Start
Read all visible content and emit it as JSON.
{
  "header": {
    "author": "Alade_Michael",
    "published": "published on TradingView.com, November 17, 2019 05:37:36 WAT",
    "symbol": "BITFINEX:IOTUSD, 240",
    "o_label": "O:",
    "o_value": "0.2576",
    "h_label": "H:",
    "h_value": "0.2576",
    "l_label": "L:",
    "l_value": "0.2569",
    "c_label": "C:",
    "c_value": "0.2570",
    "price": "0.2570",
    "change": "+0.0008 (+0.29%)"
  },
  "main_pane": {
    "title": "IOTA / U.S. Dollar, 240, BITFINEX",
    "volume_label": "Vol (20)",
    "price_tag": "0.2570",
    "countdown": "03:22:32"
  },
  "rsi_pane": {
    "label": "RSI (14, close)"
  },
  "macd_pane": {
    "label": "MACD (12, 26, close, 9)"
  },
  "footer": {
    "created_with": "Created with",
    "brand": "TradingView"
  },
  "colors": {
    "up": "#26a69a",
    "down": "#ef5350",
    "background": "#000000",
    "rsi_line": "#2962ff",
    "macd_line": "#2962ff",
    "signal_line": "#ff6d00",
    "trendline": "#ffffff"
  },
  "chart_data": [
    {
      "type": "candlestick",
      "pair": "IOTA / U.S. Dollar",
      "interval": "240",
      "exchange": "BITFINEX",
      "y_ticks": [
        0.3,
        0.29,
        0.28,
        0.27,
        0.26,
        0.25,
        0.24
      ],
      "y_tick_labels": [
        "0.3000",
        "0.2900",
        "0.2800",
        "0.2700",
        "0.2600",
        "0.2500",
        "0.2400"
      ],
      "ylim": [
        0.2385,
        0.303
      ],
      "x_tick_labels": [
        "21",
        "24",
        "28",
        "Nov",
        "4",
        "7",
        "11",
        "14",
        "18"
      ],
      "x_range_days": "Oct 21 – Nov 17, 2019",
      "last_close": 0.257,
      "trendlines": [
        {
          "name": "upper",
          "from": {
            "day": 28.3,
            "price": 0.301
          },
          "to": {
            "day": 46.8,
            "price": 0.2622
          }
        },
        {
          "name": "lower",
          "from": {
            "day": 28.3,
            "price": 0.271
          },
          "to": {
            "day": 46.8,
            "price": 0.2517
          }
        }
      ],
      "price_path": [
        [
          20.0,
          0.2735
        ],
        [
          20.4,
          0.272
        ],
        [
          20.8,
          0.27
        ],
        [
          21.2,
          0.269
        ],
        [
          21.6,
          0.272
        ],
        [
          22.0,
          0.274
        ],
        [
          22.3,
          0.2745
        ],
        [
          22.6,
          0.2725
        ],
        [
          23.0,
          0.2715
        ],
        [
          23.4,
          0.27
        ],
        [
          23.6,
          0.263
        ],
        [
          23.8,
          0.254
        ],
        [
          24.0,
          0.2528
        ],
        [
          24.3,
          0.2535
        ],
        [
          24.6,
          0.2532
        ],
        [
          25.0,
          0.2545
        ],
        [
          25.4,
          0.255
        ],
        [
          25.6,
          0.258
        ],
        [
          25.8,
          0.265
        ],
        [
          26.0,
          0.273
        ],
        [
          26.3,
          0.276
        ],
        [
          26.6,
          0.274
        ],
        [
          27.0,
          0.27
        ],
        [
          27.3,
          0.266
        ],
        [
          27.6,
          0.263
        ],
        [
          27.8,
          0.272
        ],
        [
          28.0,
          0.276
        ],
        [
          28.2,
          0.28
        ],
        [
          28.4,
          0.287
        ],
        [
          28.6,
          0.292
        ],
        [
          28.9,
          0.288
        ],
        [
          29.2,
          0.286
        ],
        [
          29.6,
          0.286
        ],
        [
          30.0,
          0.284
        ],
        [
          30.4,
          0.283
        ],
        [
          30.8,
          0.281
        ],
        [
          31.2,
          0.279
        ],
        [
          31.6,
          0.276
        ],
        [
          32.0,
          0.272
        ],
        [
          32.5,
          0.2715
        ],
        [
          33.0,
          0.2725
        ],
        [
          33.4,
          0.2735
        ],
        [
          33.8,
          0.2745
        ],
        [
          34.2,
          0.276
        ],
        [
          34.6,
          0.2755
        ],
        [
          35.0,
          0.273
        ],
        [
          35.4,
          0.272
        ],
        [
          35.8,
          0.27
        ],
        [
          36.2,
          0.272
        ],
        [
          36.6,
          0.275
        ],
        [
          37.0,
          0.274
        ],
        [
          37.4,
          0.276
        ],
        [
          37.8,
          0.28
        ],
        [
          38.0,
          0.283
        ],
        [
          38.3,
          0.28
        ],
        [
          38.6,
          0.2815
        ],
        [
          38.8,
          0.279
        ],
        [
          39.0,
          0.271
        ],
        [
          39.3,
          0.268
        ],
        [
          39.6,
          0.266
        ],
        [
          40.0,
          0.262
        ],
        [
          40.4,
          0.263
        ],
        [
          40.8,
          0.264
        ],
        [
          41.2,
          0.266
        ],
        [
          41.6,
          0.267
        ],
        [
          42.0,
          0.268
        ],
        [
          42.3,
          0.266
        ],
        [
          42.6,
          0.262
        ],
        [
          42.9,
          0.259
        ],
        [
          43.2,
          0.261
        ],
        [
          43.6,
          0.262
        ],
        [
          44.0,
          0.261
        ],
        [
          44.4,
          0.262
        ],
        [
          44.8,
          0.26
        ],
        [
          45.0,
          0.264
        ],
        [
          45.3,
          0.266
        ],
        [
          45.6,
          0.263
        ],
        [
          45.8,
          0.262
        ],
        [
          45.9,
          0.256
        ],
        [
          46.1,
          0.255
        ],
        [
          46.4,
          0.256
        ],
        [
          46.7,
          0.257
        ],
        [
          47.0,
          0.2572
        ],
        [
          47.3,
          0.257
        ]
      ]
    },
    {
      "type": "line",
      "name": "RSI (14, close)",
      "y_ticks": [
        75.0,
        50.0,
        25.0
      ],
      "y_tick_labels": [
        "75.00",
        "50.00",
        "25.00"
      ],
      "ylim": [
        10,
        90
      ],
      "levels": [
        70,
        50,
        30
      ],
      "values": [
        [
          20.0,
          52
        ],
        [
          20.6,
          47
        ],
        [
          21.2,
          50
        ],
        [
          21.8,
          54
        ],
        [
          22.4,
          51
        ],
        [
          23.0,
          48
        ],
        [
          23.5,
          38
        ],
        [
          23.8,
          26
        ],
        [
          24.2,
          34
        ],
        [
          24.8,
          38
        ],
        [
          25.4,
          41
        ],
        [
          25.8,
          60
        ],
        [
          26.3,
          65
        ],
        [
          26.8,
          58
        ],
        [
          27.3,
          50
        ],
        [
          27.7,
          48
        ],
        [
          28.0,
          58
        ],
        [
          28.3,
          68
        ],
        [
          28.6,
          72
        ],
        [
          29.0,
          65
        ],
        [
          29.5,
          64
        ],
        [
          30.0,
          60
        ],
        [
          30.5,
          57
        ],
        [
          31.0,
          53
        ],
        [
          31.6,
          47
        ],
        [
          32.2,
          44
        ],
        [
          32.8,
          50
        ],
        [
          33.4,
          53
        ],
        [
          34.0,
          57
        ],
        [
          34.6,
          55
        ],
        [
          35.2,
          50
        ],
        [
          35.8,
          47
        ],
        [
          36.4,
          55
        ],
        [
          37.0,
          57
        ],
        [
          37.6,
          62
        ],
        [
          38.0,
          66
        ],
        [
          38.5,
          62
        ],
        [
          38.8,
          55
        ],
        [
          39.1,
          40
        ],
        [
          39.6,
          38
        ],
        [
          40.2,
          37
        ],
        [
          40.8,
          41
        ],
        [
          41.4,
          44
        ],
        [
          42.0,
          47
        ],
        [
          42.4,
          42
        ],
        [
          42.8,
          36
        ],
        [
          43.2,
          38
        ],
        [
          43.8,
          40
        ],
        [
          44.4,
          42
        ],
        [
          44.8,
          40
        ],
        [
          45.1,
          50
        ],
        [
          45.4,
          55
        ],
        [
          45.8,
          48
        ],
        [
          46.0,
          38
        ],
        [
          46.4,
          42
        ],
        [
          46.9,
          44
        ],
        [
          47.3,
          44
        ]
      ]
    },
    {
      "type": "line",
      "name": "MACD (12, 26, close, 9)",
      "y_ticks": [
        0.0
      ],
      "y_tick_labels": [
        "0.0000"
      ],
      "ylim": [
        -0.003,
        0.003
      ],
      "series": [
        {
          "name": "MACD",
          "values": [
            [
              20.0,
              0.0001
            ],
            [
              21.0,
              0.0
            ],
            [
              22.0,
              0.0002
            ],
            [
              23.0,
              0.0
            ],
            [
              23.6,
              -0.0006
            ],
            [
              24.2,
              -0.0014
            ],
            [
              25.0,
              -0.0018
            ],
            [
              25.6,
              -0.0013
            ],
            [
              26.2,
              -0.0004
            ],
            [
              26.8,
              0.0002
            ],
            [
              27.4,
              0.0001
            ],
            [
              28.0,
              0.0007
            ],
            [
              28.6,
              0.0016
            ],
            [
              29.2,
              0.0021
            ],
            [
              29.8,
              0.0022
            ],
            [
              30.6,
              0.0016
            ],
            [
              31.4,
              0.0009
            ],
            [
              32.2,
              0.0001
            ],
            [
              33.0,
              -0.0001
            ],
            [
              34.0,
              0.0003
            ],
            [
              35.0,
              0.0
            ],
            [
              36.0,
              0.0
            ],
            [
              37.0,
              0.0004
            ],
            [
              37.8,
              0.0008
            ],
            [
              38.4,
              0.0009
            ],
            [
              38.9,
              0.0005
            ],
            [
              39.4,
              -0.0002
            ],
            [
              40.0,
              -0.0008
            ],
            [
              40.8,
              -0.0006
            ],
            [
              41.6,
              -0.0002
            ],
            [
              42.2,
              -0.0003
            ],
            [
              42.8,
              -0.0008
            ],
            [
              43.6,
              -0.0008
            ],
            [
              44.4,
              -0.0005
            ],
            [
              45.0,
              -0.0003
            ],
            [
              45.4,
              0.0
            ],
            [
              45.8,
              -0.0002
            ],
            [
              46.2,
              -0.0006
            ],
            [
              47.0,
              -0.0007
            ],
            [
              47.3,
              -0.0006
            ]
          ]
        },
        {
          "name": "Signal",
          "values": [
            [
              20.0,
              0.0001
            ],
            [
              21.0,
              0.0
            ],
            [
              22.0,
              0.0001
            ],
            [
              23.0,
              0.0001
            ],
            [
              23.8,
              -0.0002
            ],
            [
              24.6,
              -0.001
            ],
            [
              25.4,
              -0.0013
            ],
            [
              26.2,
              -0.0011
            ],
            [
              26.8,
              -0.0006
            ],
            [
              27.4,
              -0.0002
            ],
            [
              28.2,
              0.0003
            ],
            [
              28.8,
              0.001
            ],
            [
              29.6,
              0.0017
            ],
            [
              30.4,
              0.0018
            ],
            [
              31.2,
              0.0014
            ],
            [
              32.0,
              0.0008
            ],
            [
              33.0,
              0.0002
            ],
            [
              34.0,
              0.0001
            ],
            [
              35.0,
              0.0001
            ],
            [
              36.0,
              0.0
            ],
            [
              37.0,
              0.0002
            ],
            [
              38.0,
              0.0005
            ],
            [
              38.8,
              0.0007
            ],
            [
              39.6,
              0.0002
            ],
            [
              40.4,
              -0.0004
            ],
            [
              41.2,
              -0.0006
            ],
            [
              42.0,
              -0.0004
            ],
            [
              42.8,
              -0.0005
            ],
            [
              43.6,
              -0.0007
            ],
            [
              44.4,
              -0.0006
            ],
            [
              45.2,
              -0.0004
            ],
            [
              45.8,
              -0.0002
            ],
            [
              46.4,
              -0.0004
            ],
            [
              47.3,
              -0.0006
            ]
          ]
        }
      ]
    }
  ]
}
End
» **STATED TASK**:
Show each line of the data that contains the string "name".

» **THE ANSWER**:
          "name": "upper",
          "name": "lower",
      "name": "RSI (14, close)",
      "name": "MACD (12, 26, close, 9)",
          "name": "MACD",
          "name": "Signal",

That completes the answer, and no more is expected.